* AIM
Copy each line holding the string "gwaith".
= = = = = = =
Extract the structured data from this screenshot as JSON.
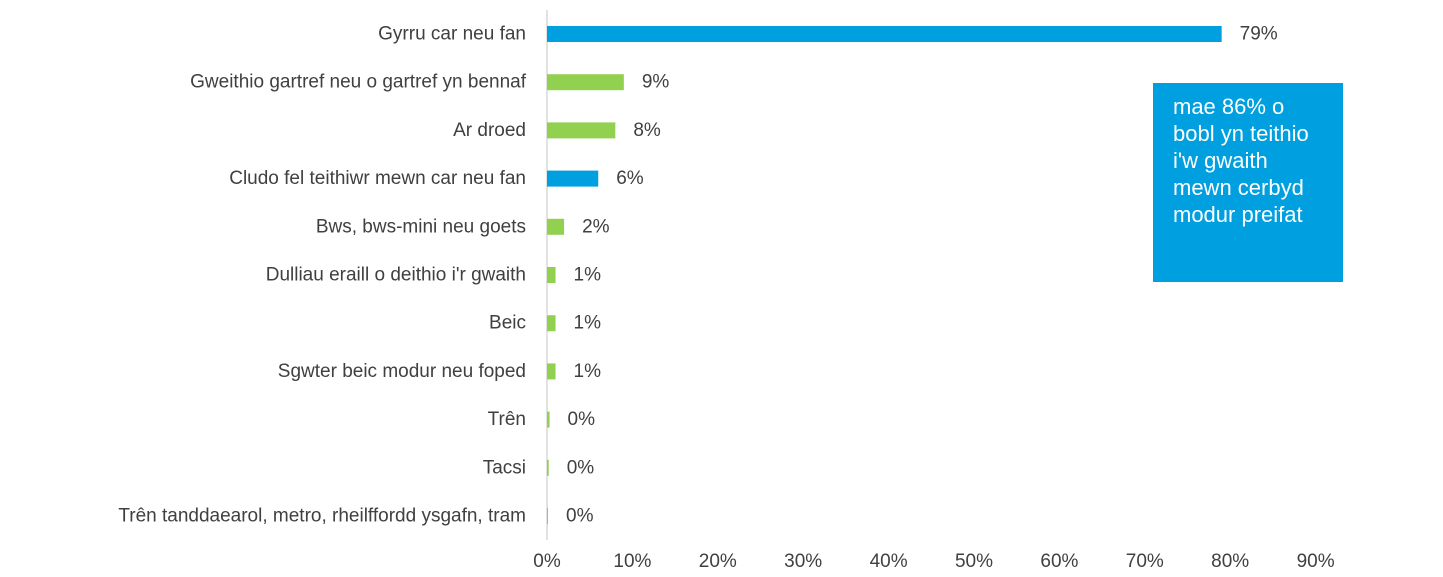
{
  "colors": {
    "car_blue": "#009fdf",
    "other_green": "#92d050",
    "axis_line": "#d9d9d9",
    "text": "#404040",
    "callout_bg": "#009fdf",
    "callout_text": "#ffffff"
  },
  "callout": {
    "text": "mae 86% o bobl yn teithio i'w gwaith mewn cerbyd modur preifat"
  },
  "chart_data": {
    "type": "bar",
    "orientation": "horizontal",
    "categories": [
      "Gyrru car neu fan",
      "Gweithio gartref neu o gartref yn bennaf",
      "Ar droed",
      "Cludo fel teithiwr mewn car neu fan",
      "Bws, bws-mini neu goets",
      "Dulliau eraill o deithio i'r gwaith",
      "Beic",
      "Sgwter beic modur neu foped",
      "Trên",
      "Tacsi",
      "Trên tanddaearol, metro, rheilffordd ysgafn, tram"
    ],
    "values": [
      79,
      9,
      8,
      6,
      2,
      1,
      1,
      1,
      0.3,
      0.2,
      0.1
    ],
    "data_labels": [
      "79%",
      "9%",
      "8%",
      "6%",
      "2%",
      "1%",
      "1%",
      "1%",
      "0%",
      "0%",
      "0%"
    ],
    "bar_colors": [
      "#009fdf",
      "#92d050",
      "#92d050",
      "#009fdf",
      "#92d050",
      "#92d050",
      "#92d050",
      "#92d050",
      "#92d050",
      "#92d050",
      "#92d050"
    ],
    "xlim": [
      0,
      90
    ],
    "x_ticks": [
      0,
      10,
      20,
      30,
      40,
      50,
      60,
      70,
      80,
      90
    ],
    "x_tick_labels": [
      "0%",
      "10%",
      "20%",
      "30%",
      "40%",
      "50%",
      "60%",
      "70%",
      "80%",
      "90%"
    ],
    "title": "",
    "xlabel": "",
    "ylabel": "",
    "grid": false,
    "legend": "none"
  }
}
= = = = = = =
* OUTPUT
    "text": "mae 86% o bobl yn teithio i'w gwaith mewn cerbyd modur preifat"
      "Dulliau eraill o deithio i'r gwaith",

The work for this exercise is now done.